(Source records)
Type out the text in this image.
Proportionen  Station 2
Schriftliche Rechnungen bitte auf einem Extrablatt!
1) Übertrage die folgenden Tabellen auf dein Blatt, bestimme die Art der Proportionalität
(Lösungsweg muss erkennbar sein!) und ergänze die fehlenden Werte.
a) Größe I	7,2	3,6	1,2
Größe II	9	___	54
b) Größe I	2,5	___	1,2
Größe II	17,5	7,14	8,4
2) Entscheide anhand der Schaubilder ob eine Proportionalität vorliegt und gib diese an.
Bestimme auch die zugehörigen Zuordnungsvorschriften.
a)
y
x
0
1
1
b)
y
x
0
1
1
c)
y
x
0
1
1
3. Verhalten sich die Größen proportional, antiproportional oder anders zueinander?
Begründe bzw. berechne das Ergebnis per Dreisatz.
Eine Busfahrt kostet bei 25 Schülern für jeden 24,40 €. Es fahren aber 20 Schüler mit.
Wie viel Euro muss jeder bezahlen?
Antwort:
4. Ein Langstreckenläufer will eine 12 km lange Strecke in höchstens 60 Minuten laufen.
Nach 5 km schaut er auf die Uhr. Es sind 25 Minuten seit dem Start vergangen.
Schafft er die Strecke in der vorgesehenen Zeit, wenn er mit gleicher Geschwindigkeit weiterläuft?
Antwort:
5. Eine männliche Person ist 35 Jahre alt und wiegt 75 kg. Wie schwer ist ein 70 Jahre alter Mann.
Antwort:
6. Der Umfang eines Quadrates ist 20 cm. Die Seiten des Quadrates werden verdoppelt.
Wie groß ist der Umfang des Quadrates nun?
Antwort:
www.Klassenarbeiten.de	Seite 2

- _YOUR TASK_:
Write out every line exactly as it stands.

- _WRITTEN REPLY_:
Type out the text in this image.
Proportionen  Station 2
Schriftliche Rechnungen bitte auf einem Extrablatt!
1) Übertrage die folgenden Tabellen auf dein Blatt, bestimme die Art der Proportionalität
(Lösungsweg muss erkennbar sein!) und ergänze die fehlenden Werte.
a) Größe I	7,2	3,6	1,2
Größe II	9	___	54
b) Größe I	2,5	___	1,2
Größe II	17,5	7,14	8,4
2) Entscheide anhand der Schaubilder ob eine Proportionalität vorliegt und gib diese an.
Bestimme auch die zugehörigen Zuordnungsvorschriften.
a)
y
x
0
1
1
b)
y
x
0
1
1
c)
y
x
0
1
1
3. Verhalten sich die Größen proportional, antiproportional oder anders zueinander?
Begründe bzw. berechne das Ergebnis per Dreisatz.
Eine Busfahrt kostet bei 25 Schülern für jeden 24,40 €. Es fahren aber 20 Schüler mit.
Wie viel Euro muss jeder bezahlen?
Antwort:
4. Ein Langstreckenläufer will eine 12 km lange Strecke in höchstens 60 Minuten laufen.
Nach 5 km schaut er auf die Uhr. Es sind 25 Minuten seit dem Start vergangen.
Schafft er die Strecke in der vorgesehenen Zeit, wenn er mit gleicher Geschwindigkeit weiterläuft?
Antwort:
5. Eine männliche Person ist 35 Jahre alt und wiegt 75 kg. Wie schwer ist ein 70 Jahre alter Mann.
Antwort:
6. Der Umfang eines Quadrates ist 20 cm. Die Seiten des Quadrates werden verdoppelt.
Wie groß ist der Umfang des Quadrates nun?
Antwort:
www.Klassenarbeiten.de	Seite 2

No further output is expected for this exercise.